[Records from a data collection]
--- Begin ---

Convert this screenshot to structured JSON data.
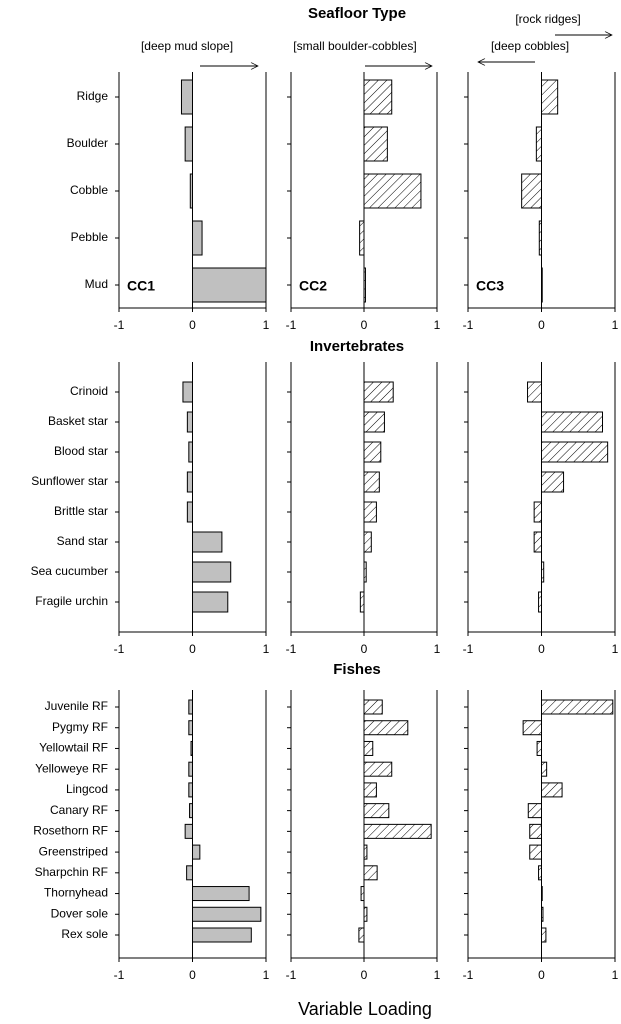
{
  "chart_data": [
    {
      "type": "barh",
      "categories": [
        "Ridge",
        "Boulder",
        "Cobble",
        "Pebble",
        "Mud"
      ],
      "values": [
        -0.15,
        -0.1,
        -0.03,
        0.13,
        1.0
      ],
      "color": "#c0c0c0",
      "xlim": [
        -1,
        1
      ],
      "xticks": [
        -1,
        0,
        1
      ],
      "panel_label": "CC1",
      "annotations": [
        "[deep mud slope]"
      ]
    },
    {
      "type": "barh",
      "title": "Seafloor Type",
      "values": [
        0.38,
        0.32,
        0.78,
        -0.06,
        0.02
      ],
      "color": "#c0c0c0",
      "hatch": true,
      "xlim": [
        -1,
        1
      ],
      "xticks": [
        -1,
        0,
        1
      ],
      "panel_label": "CC2",
      "annotations": [
        "[small boulder-cobbles]"
      ]
    },
    {
      "type": "barh",
      "values": [
        0.22,
        -0.07,
        -0.27,
        -0.03,
        0.01
      ],
      "color": "#c0c0c0",
      "hatch": true,
      "xlim": [
        -1,
        1
      ],
      "xticks": [
        -1,
        0,
        1
      ],
      "panel_label": "CC3",
      "annotations": [
        "[rock ridges]",
        "[deep cobbles]"
      ]
    },
    {
      "type": "barh",
      "categories": [
        "Crinoid",
        "Basket star",
        "Blood star",
        "Sunflower star",
        "Brittle star",
        "Sand star",
        "Sea cucumber",
        "Fragile urchin"
      ],
      "values": [
        -0.13,
        -0.07,
        -0.05,
        -0.07,
        -0.07,
        0.4,
        0.52,
        0.48
      ],
      "color": "#c0c0c0",
      "xlim": [
        -1,
        1
      ],
      "xticks": [
        -1,
        0,
        1
      ]
    },
    {
      "type": "barh",
      "title": "Invertebrates",
      "values": [
        0.4,
        0.28,
        0.23,
        0.21,
        0.17,
        0.1,
        0.03,
        -0.05
      ],
      "color": "#c0c0c0",
      "hatch": true,
      "xlim": [
        -1,
        1
      ],
      "xticks": [
        -1,
        0,
        1
      ]
    },
    {
      "type": "barh",
      "values": [
        -0.19,
        0.83,
        0.9,
        0.3,
        -0.1,
        -0.1,
        0.03,
        -0.04
      ],
      "color": "#c0c0c0",
      "hatch": true,
      "xlim": [
        -1,
        1
      ],
      "xticks": [
        -1,
        0,
        1
      ]
    },
    {
      "type": "barh",
      "categories": [
        "Juvenile RF",
        "Pygmy RF",
        "Yellowtail RF",
        "Yelloweye RF",
        "Lingcod",
        "Canary RF",
        "Rosethorn RF",
        "Greenstriped",
        "Sharpchin RF",
        "Thornyhead",
        "Dover sole",
        "Rex sole"
      ],
      "values": [
        -0.05,
        -0.05,
        -0.02,
        -0.05,
        -0.05,
        -0.04,
        -0.1,
        0.1,
        -0.08,
        0.77,
        0.93,
        0.8
      ],
      "color": "#c0c0c0",
      "xlim": [
        -1,
        1
      ],
      "xticks": [
        -1,
        0,
        1
      ]
    },
    {
      "type": "barh",
      "title": "Fishes",
      "xlabel": "Variable Loading",
      "values": [
        0.25,
        0.6,
        0.12,
        0.38,
        0.17,
        0.34,
        0.92,
        0.04,
        0.18,
        -0.04,
        0.04,
        -0.07
      ],
      "color": "#c0c0c0",
      "hatch": true,
      "xlim": [
        -1,
        1
      ],
      "xticks": [
        -1,
        0,
        1
      ]
    },
    {
      "type": "barh",
      "values": [
        0.97,
        -0.25,
        -0.06,
        0.07,
        0.28,
        -0.18,
        -0.16,
        -0.16,
        -0.04,
        0.01,
        0.02,
        0.06
      ],
      "color": "#c0c0c0",
      "hatch": true,
      "xlim": [
        -1,
        1
      ],
      "xticks": [
        -1,
        0,
        1
      ]
    }
  ]
}
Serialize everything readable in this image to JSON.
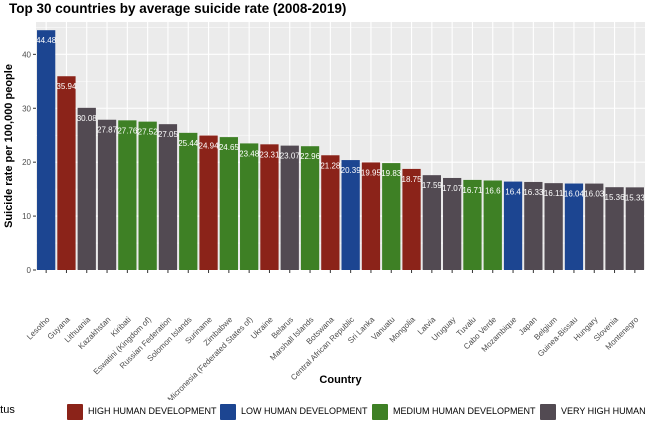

--- End ---

## What is needed
Reproduce the data above in full, exactly as it is, with the pictures left out.

## Final answer
Convert this screenshot to structured JSON data.
{
  "chart_data": [
    {
      "type": "barh",
      "categories": [
        "Ridge",
        "Boulder",
        "Cobble",
        "Pebble",
        "Mud"
      ],
      "values": [
        -0.15,
        -0.1,
        -0.03,
        0.13,
        1.0
      ],
      "color": "#c0c0c0",
      "xlim": [
        -1,
        1
      ],
      "xticks": [
        -1,
        0,
        1
      ],
      "panel_label": "CC1",
      "annotations": [
        "[deep mud slope]"
      ]
    },
    {
      "type": "barh",
      "title": "Seafloor Type",
      "values": [
        0.38,
        0.32,
        0.78,
        -0.06,
        0.02
      ],
      "color": "#c0c0c0",
      "hatch": true,
      "xlim": [
        -1,
        1
      ],
      "xticks": [
        -1,
        0,
        1
      ],
      "panel_label": "CC2",
      "annotations": [
        "[small boulder-cobbles]"
      ]
    },
    {
      "type": "barh",
      "values": [
        0.22,
        -0.07,
        -0.27,
        -0.03,
        0.01
      ],
      "color": "#c0c0c0",
      "hatch": true,
      "xlim": [
        -1,
        1
      ],
      "xticks": [
        -1,
        0,
        1
      ],
      "panel_label": "CC3",
      "annotations": [
        "[rock ridges]",
        "[deep cobbles]"
      ]
    },
    {
      "type": "barh",
      "categories": [
        "Crinoid",
        "Basket star",
        "Blood star",
        "Sunflower star",
        "Brittle star",
        "Sand star",
        "Sea cucumber",
        "Fragile urchin"
      ],
      "values": [
        -0.13,
        -0.07,
        -0.05,
        -0.07,
        -0.07,
        0.4,
        0.52,
        0.48
      ],
      "color": "#c0c0c0",
      "xlim": [
        -1,
        1
      ],
      "xticks": [
        -1,
        0,
        1
      ]
    },
    {
      "type": "barh",
      "title": "Invertebrates",
      "values": [
        0.4,
        0.28,
        0.23,
        0.21,
        0.17,
        0.1,
        0.03,
        -0.05
      ],
      "color": "#c0c0c0",
      "hatch": true,
      "xlim": [
        -1,
        1
      ],
      "xticks": [
        -1,
        0,
        1
      ]
    },
    {
      "type": "barh",
      "values": [
        -0.19,
        0.83,
        0.9,
        0.3,
        -0.1,
        -0.1,
        0.03,
        -0.04
      ],
      "color": "#c0c0c0",
      "hatch": true,
      "xlim": [
        -1,
        1
      ],
      "xticks": [
        -1,
        0,
        1
      ]
    },
    {
      "type": "barh",
      "categories": [
        "Juvenile RF",
        "Pygmy RF",
        "Yellowtail RF",
        "Yelloweye RF",
        "Lingcod",
        "Canary RF",
        "Rosethorn RF",
        "Greenstriped",
        "Sharpchin RF",
        "Thornyhead",
        "Dover sole",
        "Rex sole"
      ],
      "values": [
        -0.05,
        -0.05,
        -0.02,
        -0.05,
        -0.05,
        -0.04,
        -0.1,
        0.1,
        -0.08,
        0.77,
        0.93,
        0.8
      ],
      "color": "#c0c0c0",
      "xlim": [
        -1,
        1
      ],
      "xticks": [
        -1,
        0,
        1
      ]
    },
    {
      "type": "barh",
      "title": "Fishes",
      "xlabel": "Variable Loading",
      "values": [
        0.25,
        0.6,
        0.12,
        0.38,
        0.17,
        0.34,
        0.92,
        0.04,
        0.18,
        -0.04,
        0.04,
        -0.07
      ],
      "color": "#c0c0c0",
      "hatch": true,
      "xlim": [
        -1,
        1
      ],
      "xticks": [
        -1,
        0,
        1
      ]
    },
    {
      "type": "barh",
      "values": [
        0.97,
        -0.25,
        -0.06,
        0.07,
        0.28,
        -0.18,
        -0.16,
        -0.16,
        -0.04,
        0.01,
        0.02,
        0.06
      ],
      "color": "#c0c0c0",
      "hatch": true,
      "xlim": [
        -1,
        1
      ],
      "xticks": [
        -1,
        0,
        1
      ]
    }
  ]
}
Serialize everything readable in this image to JSON.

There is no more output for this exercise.